## Task
In the data below, locate each line with the word "range" and list it.

## Records for processing
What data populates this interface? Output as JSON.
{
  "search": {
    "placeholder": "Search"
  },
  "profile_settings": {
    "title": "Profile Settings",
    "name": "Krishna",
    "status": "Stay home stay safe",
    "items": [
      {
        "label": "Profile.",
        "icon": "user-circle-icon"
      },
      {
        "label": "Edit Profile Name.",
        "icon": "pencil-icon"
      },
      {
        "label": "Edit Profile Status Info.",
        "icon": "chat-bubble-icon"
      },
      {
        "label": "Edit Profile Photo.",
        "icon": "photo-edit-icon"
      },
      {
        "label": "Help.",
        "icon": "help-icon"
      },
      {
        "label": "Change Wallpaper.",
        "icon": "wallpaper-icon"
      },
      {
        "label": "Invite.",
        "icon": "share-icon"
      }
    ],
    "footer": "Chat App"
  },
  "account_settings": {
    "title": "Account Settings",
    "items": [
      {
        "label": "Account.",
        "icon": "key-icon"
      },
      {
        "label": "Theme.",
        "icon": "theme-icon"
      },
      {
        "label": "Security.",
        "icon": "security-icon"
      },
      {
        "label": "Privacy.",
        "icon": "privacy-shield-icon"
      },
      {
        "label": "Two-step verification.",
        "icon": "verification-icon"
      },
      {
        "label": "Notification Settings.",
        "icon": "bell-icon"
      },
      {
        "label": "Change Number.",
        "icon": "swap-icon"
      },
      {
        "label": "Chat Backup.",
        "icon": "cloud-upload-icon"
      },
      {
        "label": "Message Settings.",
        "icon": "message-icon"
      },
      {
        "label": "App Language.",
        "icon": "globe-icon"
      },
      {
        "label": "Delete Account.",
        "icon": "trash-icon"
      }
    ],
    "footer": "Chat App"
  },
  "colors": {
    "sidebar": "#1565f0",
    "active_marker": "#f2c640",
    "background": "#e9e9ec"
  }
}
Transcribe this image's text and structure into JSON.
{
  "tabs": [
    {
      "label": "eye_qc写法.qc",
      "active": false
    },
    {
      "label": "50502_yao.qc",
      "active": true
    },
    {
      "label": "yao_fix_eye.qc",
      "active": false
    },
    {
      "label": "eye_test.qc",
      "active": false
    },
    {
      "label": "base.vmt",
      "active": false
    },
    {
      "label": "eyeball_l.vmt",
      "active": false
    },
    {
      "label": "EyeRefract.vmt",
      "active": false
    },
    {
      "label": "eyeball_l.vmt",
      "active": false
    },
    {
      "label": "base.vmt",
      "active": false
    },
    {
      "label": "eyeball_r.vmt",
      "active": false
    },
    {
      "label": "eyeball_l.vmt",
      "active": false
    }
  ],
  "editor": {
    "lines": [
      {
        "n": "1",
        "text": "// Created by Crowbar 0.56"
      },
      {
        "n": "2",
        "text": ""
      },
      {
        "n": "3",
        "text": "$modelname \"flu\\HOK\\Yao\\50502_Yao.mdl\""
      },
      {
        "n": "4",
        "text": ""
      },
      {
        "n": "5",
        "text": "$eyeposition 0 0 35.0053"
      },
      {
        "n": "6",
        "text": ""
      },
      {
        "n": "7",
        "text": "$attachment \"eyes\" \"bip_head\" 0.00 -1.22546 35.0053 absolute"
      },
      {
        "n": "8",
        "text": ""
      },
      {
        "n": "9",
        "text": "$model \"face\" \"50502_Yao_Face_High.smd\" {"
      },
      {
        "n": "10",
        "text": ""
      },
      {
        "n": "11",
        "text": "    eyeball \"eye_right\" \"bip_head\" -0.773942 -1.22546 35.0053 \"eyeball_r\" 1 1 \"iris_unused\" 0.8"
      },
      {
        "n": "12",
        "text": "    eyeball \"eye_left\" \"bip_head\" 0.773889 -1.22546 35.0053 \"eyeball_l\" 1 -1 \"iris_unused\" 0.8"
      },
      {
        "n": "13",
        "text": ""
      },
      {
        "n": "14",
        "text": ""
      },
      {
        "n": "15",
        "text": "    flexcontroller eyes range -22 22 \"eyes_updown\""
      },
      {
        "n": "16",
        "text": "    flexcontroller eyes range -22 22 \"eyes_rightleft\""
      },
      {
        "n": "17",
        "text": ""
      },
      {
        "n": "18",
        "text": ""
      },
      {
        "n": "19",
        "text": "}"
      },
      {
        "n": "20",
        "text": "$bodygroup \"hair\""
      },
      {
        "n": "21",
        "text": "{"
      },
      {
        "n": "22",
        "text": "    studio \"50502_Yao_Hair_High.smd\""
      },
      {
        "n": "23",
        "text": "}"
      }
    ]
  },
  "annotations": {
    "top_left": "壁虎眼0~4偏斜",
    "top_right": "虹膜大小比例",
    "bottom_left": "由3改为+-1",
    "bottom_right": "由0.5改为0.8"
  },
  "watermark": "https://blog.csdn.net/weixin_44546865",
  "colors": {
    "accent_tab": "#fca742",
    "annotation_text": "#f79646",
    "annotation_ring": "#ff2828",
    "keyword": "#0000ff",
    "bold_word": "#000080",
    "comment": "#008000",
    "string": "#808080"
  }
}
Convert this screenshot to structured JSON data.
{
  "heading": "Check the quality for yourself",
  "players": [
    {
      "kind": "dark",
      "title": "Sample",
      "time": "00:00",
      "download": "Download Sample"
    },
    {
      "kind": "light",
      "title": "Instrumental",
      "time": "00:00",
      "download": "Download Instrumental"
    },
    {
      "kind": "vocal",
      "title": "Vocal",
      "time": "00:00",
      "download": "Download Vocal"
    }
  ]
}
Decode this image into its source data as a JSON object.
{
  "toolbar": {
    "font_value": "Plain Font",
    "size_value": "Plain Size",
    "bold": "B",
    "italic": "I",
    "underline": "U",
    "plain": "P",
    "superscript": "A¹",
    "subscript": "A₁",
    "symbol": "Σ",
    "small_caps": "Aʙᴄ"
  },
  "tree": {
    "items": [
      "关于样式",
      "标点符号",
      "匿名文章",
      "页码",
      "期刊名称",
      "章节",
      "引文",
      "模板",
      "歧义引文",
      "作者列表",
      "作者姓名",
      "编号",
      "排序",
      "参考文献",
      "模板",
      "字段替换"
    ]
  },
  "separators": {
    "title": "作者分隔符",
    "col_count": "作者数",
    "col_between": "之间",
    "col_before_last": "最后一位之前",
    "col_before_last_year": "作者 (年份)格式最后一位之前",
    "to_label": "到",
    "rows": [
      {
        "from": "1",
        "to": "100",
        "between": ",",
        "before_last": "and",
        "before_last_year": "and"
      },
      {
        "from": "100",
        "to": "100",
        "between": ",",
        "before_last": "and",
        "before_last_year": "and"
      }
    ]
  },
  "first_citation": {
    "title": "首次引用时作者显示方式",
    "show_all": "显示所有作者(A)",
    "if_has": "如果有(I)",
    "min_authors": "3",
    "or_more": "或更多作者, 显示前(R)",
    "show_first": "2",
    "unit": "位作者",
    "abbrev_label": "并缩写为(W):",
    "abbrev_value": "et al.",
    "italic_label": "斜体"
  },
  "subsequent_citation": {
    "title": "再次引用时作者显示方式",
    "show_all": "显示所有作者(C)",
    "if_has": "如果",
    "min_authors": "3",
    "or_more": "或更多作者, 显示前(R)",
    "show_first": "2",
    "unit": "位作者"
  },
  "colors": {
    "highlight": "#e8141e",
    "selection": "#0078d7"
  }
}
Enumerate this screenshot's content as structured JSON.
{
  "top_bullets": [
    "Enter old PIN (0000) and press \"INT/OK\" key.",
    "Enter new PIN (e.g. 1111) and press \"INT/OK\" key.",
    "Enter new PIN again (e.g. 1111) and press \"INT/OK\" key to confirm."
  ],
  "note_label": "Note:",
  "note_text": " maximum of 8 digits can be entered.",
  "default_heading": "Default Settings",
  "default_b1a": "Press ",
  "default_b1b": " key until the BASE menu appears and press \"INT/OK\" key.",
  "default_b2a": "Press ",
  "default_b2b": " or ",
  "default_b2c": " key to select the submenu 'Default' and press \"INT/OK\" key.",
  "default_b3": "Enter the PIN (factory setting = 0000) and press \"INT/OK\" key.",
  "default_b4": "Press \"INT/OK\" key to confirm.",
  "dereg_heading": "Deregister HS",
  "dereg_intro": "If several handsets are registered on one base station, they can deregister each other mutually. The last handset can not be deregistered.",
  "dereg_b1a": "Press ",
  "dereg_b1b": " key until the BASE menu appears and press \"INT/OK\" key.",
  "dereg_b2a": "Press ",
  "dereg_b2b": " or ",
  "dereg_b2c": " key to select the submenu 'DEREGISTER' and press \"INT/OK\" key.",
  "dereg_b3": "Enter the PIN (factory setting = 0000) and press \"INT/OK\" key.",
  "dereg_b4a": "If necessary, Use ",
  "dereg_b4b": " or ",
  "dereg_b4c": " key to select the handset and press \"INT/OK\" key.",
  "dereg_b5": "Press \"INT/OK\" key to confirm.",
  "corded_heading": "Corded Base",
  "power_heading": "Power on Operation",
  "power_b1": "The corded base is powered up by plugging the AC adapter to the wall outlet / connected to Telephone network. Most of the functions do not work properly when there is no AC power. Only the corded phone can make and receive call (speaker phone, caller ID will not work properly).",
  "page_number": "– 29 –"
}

## Exercise response
        "text": "    flexcontroller eyes range -22 22 \"eyes_updown\""
        "text": "    flexcontroller eyes range -22 22 \"eyes_rightleft\""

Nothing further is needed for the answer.